● Material
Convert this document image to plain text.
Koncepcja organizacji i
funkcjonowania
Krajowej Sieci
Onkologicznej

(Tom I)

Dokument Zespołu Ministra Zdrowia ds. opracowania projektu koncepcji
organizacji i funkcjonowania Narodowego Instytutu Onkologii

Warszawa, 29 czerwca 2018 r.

● What you are asked to do
Extract every entry above as it appears.

● Complete answer
Convert this document image to plain text.
Koncepcja organizacji i
funkcjonowania
Krajowej Sieci
Onkologicznej

(Tom I)

Dokument Zespołu Ministra Zdrowia ds. opracowania projektu koncepcji
organizacji i funkcjonowania Narodowego Instytutu Onkologii

Warszawa, 29 czerwca 2018 r.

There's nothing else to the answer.